Aim of the exercise ▸ Please copy out every line in the records below that includes the word "zegt".
········
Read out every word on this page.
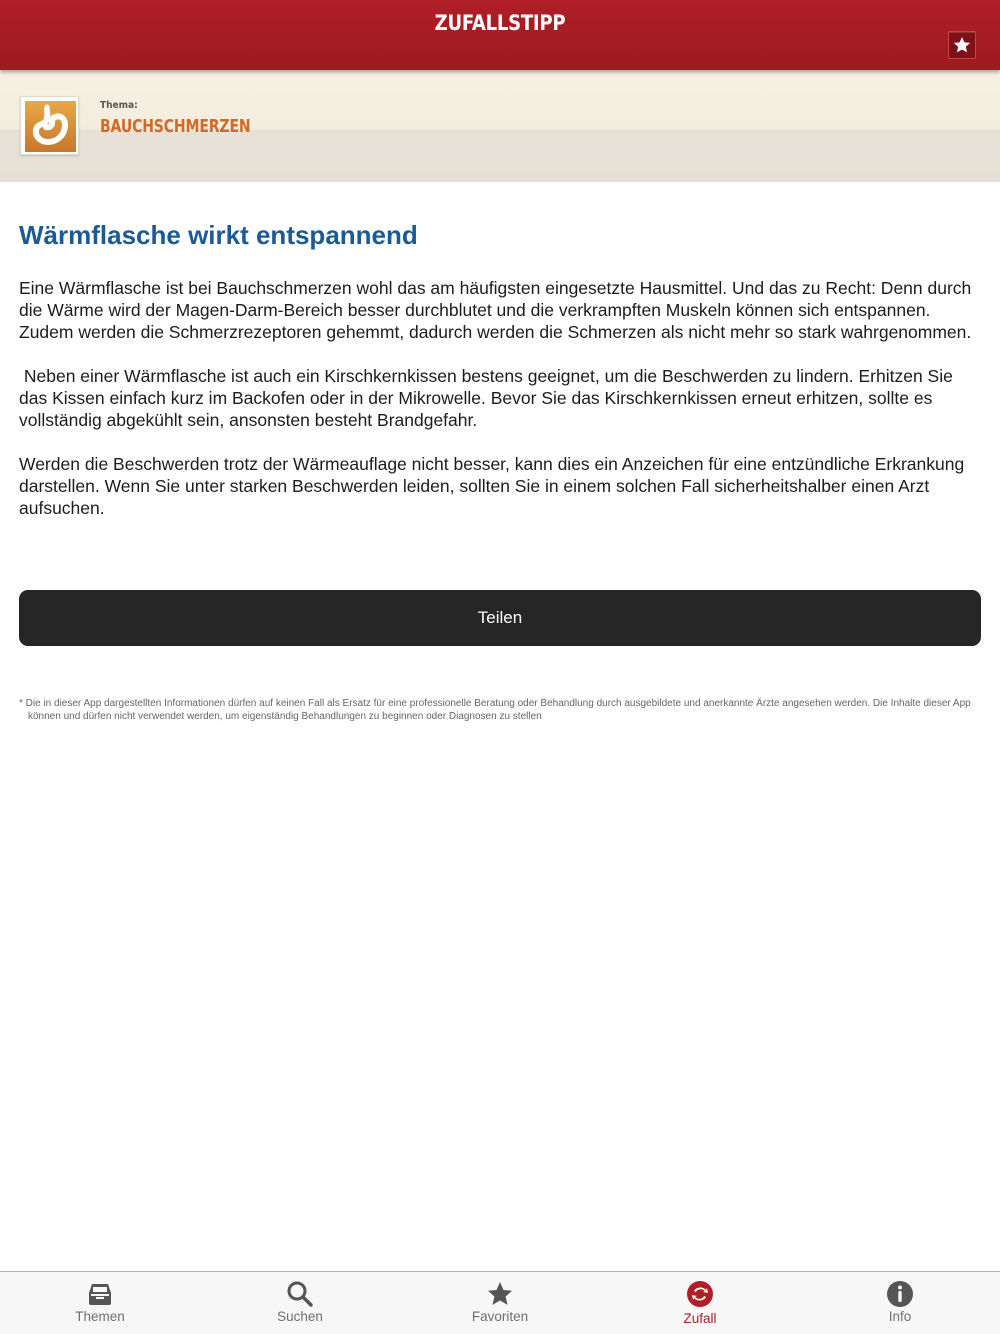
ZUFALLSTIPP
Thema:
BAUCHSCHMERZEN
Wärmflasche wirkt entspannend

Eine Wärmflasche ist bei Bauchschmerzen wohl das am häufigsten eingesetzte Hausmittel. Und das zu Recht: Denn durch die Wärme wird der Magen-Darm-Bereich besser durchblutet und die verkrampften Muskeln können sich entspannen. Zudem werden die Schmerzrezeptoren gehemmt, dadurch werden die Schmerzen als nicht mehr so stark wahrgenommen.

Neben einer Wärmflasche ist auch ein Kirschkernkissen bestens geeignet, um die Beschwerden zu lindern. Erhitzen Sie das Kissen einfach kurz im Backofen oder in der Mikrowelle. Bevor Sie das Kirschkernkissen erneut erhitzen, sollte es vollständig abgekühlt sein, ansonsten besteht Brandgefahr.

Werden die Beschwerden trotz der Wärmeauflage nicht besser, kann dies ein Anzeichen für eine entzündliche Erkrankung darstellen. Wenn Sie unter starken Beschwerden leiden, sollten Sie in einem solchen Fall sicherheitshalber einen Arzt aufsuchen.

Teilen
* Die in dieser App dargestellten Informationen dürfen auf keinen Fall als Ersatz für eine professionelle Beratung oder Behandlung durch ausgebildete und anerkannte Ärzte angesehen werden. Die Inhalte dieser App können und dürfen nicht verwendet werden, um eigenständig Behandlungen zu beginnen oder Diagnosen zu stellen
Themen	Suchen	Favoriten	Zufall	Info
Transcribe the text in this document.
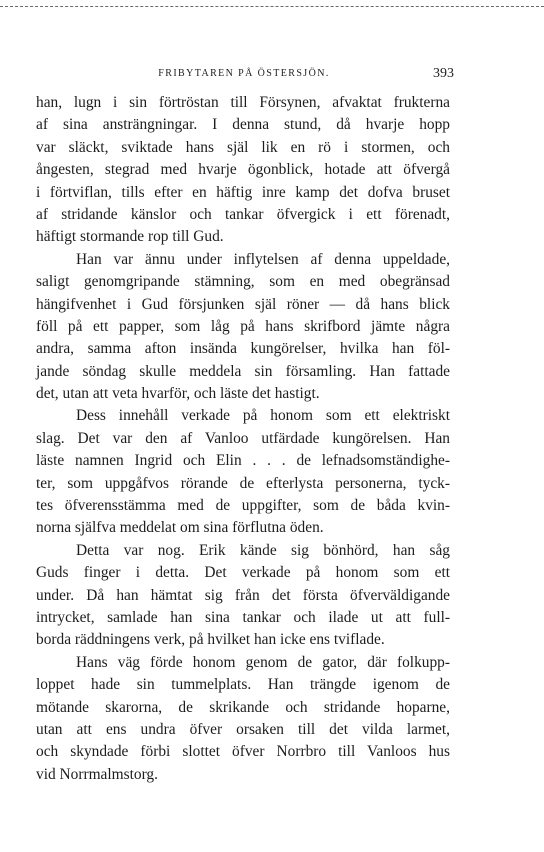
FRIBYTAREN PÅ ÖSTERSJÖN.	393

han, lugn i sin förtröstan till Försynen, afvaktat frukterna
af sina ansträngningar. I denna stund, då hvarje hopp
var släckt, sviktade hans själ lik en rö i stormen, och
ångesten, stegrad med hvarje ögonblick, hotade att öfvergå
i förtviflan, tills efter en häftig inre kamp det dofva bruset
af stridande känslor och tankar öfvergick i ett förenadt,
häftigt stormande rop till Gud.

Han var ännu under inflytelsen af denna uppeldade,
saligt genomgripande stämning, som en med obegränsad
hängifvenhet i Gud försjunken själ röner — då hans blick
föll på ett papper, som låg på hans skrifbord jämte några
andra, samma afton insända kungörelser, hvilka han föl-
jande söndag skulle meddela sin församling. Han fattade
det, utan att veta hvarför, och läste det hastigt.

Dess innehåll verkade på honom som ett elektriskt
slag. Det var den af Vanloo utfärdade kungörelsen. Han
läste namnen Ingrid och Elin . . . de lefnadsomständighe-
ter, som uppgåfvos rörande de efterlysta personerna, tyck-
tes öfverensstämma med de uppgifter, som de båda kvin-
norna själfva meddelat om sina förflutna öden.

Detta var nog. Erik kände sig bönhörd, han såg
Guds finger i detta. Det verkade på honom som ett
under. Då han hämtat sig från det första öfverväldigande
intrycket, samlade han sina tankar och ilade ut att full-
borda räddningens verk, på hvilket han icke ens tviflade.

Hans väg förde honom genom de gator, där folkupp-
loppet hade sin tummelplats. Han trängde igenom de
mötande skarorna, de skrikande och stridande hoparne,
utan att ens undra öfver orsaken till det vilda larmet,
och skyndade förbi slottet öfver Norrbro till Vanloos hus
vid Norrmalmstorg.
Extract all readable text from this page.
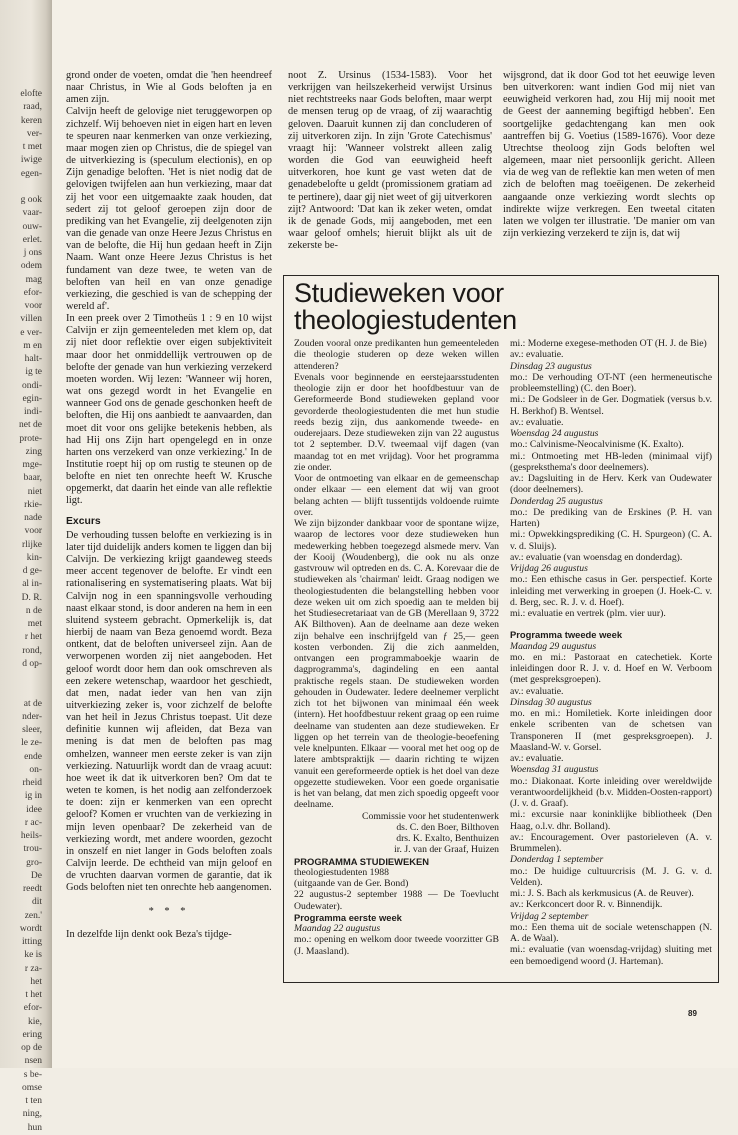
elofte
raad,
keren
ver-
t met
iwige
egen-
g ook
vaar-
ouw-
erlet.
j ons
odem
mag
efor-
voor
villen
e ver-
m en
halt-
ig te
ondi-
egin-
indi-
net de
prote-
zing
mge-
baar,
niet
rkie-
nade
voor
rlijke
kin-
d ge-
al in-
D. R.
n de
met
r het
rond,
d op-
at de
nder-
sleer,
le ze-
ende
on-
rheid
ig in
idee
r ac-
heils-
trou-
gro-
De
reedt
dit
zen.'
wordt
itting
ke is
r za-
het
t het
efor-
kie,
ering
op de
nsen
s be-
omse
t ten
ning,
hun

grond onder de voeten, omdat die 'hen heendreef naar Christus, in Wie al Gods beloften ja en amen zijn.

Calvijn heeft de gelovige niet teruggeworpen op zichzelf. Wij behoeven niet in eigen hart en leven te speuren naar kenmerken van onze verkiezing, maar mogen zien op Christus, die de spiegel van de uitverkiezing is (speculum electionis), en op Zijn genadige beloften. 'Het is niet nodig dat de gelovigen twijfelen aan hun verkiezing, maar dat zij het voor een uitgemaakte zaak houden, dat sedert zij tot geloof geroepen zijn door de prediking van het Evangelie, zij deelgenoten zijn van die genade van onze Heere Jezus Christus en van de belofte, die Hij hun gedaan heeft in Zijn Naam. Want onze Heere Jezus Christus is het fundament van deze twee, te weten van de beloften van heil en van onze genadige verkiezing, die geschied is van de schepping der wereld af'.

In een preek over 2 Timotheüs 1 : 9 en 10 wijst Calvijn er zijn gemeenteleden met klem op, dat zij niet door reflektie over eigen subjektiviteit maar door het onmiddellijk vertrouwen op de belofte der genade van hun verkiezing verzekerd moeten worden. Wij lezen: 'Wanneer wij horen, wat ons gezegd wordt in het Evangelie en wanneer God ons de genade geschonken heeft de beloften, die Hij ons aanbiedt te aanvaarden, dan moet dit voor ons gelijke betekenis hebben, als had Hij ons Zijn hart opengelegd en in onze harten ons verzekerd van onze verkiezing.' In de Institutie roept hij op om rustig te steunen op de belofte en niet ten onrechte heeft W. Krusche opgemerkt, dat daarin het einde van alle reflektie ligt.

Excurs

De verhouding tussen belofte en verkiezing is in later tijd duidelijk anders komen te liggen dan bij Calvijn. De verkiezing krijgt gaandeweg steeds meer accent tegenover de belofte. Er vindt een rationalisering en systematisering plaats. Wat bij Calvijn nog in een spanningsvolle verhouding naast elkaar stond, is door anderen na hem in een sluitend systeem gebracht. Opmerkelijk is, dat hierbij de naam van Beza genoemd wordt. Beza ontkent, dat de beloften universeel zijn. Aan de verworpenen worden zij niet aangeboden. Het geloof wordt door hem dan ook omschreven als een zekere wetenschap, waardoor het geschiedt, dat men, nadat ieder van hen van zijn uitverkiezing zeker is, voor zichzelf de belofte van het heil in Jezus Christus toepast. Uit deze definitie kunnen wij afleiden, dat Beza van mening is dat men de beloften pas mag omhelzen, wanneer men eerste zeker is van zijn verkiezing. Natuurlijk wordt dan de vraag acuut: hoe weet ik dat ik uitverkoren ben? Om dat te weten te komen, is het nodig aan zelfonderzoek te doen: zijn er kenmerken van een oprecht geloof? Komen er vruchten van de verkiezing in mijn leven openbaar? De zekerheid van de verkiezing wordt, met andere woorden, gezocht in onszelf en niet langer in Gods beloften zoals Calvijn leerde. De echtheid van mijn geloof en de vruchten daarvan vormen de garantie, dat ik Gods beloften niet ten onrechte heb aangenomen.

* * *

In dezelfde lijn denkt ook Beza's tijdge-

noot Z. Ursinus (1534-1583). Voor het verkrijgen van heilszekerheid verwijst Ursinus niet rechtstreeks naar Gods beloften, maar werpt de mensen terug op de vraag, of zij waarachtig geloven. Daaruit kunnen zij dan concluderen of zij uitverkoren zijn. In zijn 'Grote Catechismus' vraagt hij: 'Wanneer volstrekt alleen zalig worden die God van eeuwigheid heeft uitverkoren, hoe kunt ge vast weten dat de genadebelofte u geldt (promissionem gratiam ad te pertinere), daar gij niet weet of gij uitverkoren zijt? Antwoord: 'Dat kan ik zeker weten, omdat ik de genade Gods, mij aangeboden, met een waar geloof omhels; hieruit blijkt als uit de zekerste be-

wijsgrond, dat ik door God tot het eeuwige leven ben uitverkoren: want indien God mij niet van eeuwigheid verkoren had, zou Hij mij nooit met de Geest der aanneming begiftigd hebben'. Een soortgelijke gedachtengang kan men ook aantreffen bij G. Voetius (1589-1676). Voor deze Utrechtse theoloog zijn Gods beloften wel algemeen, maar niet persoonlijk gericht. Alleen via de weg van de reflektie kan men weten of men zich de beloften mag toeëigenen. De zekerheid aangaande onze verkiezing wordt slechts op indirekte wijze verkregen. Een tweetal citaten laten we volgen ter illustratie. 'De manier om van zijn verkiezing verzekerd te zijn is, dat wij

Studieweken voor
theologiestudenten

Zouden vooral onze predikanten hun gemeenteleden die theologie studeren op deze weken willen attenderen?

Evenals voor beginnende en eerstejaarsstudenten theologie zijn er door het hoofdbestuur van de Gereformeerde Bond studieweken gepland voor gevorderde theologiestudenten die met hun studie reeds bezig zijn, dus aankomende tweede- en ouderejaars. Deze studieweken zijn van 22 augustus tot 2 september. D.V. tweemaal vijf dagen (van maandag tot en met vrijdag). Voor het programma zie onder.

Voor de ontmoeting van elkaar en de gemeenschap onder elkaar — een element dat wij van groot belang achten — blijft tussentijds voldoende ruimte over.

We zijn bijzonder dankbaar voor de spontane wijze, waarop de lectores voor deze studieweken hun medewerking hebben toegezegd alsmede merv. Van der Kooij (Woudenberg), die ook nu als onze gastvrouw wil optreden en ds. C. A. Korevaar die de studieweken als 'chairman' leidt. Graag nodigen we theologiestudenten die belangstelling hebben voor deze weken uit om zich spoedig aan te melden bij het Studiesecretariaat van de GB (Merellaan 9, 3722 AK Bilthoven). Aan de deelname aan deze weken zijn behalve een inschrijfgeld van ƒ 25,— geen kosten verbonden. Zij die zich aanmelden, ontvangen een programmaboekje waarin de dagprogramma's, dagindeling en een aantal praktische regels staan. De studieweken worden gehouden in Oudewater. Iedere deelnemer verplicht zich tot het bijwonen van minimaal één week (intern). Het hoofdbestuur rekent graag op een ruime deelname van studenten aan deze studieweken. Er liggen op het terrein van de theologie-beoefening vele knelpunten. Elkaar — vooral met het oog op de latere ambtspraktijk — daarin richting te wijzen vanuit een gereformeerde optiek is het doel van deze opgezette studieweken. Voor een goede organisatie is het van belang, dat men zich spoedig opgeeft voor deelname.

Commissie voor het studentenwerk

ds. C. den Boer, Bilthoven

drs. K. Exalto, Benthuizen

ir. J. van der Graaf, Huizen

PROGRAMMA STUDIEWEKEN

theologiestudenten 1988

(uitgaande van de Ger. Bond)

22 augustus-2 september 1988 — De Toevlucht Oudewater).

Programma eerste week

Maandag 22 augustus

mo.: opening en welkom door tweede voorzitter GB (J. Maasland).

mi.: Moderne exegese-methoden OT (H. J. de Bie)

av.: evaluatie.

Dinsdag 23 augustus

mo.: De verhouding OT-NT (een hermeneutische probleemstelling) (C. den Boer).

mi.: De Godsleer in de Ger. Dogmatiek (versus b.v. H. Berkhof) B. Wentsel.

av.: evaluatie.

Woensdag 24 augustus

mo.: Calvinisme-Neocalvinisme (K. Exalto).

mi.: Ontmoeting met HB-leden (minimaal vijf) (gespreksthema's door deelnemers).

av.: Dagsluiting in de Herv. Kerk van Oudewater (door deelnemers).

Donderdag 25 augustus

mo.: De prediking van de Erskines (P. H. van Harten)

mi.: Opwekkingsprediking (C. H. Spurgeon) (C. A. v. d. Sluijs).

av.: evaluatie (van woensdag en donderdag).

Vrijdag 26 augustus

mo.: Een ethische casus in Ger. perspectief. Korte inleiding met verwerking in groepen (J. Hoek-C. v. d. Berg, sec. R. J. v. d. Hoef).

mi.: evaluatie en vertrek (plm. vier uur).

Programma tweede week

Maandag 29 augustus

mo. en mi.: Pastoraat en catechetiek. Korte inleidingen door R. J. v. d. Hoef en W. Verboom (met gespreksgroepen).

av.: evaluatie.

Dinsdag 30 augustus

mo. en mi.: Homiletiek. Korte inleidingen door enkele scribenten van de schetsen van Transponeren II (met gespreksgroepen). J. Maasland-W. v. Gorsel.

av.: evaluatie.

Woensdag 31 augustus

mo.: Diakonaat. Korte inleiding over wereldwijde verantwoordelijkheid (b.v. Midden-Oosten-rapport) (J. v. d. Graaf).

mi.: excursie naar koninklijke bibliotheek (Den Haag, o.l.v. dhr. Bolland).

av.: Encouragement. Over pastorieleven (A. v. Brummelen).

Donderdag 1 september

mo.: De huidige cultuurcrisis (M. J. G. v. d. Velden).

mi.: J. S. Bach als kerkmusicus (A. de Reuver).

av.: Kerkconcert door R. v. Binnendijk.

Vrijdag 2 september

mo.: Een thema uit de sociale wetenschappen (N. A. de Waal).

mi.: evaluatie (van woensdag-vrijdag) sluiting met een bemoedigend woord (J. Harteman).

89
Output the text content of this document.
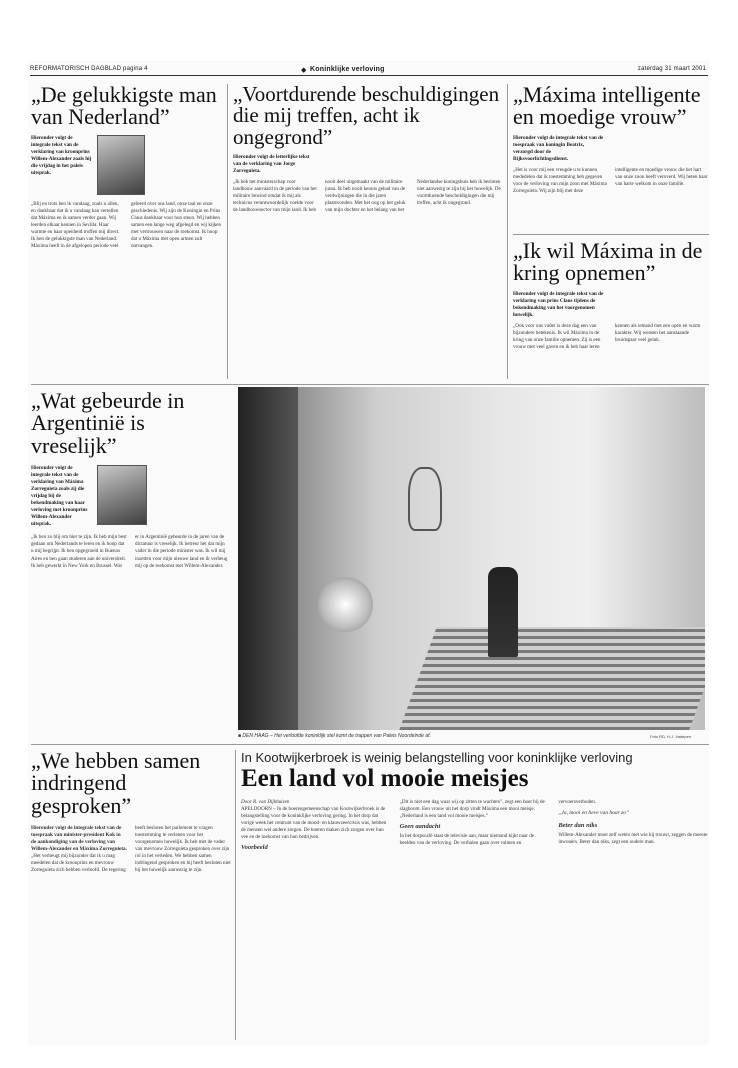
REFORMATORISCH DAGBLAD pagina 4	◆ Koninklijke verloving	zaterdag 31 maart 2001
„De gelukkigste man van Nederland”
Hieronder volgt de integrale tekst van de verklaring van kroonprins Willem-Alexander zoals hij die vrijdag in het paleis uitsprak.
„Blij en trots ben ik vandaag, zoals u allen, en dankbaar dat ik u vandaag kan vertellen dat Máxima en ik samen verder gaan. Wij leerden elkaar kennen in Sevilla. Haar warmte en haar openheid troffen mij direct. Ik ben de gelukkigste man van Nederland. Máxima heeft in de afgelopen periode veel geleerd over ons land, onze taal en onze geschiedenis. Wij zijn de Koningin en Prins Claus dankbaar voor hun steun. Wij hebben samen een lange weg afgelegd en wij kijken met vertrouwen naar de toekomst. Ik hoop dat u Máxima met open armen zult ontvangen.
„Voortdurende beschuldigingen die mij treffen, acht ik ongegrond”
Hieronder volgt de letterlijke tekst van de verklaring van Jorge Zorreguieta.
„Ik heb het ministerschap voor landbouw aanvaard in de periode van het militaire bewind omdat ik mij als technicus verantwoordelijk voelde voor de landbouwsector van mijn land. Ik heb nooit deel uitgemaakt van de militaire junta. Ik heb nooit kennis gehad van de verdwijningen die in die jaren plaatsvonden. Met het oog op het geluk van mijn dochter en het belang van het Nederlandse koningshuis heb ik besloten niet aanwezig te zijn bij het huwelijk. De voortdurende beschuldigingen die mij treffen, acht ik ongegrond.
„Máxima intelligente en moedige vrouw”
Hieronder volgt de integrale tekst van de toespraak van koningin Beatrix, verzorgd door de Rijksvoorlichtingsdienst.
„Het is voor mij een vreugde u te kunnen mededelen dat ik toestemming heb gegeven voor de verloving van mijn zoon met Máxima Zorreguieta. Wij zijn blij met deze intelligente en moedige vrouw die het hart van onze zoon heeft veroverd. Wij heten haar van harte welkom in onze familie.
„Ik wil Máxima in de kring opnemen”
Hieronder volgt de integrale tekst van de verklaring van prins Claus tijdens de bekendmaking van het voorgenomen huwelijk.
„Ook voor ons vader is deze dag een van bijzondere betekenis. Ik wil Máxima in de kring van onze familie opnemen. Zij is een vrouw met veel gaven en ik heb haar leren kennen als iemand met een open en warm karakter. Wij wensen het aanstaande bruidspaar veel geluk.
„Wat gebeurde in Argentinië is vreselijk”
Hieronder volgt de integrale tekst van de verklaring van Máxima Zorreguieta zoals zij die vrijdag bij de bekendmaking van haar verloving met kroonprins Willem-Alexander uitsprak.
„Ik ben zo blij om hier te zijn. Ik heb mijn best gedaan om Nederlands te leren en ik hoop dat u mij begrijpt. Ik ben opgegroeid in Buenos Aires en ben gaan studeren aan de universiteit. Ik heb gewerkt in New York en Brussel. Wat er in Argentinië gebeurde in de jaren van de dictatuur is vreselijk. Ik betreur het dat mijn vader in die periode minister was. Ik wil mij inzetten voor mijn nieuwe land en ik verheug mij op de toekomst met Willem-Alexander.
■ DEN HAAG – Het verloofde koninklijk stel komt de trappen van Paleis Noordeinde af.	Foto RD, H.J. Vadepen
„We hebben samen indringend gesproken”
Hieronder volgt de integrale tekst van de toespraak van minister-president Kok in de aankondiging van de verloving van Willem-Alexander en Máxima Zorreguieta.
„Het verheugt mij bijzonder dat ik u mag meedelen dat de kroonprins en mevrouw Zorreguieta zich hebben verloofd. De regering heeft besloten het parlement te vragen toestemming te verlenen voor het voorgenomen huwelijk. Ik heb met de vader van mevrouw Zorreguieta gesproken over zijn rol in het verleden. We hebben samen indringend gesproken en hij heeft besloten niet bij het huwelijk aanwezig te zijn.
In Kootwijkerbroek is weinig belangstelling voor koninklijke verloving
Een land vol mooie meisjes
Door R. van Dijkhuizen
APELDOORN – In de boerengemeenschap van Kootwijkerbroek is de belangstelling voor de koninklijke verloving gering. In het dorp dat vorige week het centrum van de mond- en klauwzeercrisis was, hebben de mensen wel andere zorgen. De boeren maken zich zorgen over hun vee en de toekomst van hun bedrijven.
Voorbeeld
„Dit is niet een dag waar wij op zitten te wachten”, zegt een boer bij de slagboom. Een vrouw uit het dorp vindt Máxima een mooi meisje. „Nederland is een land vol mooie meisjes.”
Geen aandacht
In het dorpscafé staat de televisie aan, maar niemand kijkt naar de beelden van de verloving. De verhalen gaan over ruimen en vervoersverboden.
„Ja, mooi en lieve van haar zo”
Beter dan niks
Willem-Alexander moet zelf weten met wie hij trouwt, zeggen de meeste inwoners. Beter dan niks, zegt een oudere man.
········
Written response ▸
„Dit is niet een dag waar wij op zitten te wachten”, zegt een boer bij de slagboom. Een vrouw uit het dorp vindt Máxima een mooi meisje. „Nederland is een land vol mooie meisjes.”
Willem-Alexander moet zelf weten met wie hij trouwt, zeggen de meeste inwoners. Beter dan niks, zegt een oudere man.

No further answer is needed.